Directions for this task: Check each line of the listing below for the string "prevención", and copy the ones that have it.

----- Records to process -----

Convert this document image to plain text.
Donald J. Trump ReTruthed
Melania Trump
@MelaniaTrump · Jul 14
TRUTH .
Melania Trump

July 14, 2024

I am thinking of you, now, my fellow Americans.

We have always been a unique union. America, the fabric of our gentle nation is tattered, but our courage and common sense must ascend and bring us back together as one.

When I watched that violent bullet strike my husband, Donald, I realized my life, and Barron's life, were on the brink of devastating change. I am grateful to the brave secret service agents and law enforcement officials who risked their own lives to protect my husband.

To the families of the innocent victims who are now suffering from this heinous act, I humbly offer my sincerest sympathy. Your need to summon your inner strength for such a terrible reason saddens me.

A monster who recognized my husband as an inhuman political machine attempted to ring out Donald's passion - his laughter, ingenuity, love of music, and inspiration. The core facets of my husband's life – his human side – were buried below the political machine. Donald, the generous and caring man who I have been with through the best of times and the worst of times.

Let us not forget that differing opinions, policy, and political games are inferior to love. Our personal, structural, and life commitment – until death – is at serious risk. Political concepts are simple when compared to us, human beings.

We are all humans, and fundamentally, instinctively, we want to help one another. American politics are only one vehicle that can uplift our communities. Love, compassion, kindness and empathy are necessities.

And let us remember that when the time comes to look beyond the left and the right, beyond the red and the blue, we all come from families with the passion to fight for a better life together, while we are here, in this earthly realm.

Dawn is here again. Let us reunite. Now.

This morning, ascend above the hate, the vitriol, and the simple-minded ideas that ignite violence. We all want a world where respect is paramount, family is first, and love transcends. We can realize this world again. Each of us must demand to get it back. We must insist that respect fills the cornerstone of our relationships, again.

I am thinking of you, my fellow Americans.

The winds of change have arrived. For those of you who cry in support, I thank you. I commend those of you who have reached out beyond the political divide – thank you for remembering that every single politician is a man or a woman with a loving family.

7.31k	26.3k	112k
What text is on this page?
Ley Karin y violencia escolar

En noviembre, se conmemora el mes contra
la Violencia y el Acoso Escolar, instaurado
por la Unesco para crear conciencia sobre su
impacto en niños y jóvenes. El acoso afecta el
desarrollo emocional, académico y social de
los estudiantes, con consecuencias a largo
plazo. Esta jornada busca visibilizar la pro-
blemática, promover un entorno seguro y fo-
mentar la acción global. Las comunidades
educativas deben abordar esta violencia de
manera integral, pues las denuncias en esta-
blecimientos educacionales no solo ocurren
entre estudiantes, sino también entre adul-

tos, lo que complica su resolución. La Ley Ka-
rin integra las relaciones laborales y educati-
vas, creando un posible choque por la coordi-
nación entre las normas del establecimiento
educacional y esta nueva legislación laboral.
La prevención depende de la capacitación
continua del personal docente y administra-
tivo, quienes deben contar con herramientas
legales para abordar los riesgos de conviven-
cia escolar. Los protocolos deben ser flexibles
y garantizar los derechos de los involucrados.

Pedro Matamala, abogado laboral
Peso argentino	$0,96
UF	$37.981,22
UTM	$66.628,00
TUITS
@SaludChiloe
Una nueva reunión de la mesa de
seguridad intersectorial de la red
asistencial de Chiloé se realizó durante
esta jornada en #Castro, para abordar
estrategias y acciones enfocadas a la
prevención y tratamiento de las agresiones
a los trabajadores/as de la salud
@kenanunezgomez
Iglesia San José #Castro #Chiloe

-----
----- Records to process -----

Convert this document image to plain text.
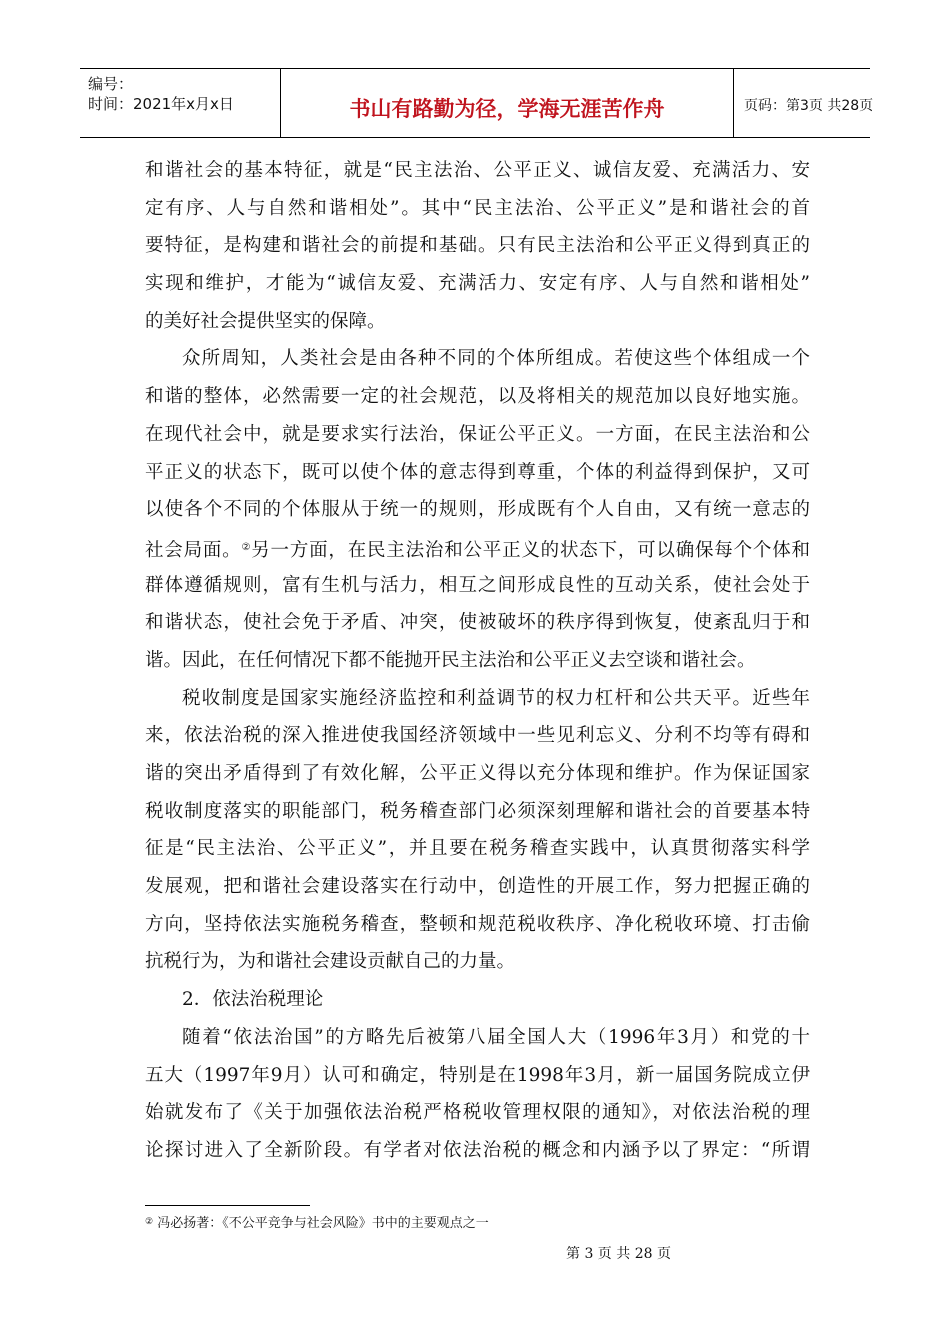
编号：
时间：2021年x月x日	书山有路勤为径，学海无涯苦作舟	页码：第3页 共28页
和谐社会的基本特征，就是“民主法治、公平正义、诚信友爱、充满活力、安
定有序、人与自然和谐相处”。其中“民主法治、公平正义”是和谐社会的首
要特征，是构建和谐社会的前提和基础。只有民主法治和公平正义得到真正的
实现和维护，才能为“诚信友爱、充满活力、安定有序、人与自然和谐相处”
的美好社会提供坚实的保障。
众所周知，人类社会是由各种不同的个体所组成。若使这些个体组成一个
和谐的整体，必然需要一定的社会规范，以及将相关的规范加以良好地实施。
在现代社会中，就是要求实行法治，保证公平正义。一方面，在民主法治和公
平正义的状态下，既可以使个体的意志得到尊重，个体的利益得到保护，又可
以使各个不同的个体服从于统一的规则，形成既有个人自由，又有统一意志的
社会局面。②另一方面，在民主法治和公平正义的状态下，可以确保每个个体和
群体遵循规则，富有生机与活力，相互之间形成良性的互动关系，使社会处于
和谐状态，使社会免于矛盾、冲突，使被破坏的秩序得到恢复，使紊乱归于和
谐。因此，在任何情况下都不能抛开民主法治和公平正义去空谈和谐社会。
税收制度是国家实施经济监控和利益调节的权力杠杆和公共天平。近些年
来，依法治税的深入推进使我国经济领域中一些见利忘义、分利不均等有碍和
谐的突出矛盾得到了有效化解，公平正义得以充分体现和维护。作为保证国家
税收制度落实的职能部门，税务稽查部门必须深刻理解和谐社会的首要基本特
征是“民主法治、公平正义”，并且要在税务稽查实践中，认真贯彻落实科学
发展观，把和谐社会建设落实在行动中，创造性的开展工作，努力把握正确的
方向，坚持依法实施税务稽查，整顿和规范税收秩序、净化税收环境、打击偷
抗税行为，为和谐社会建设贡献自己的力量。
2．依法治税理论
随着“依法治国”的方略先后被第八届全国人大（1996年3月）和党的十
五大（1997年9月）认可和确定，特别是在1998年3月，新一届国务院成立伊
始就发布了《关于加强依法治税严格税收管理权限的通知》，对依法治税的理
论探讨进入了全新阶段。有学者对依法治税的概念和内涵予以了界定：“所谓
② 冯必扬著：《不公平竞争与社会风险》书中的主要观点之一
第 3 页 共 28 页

-----

Exercise result:
La prevención depende de la capacitación
prevención y tratamiento de las agresiones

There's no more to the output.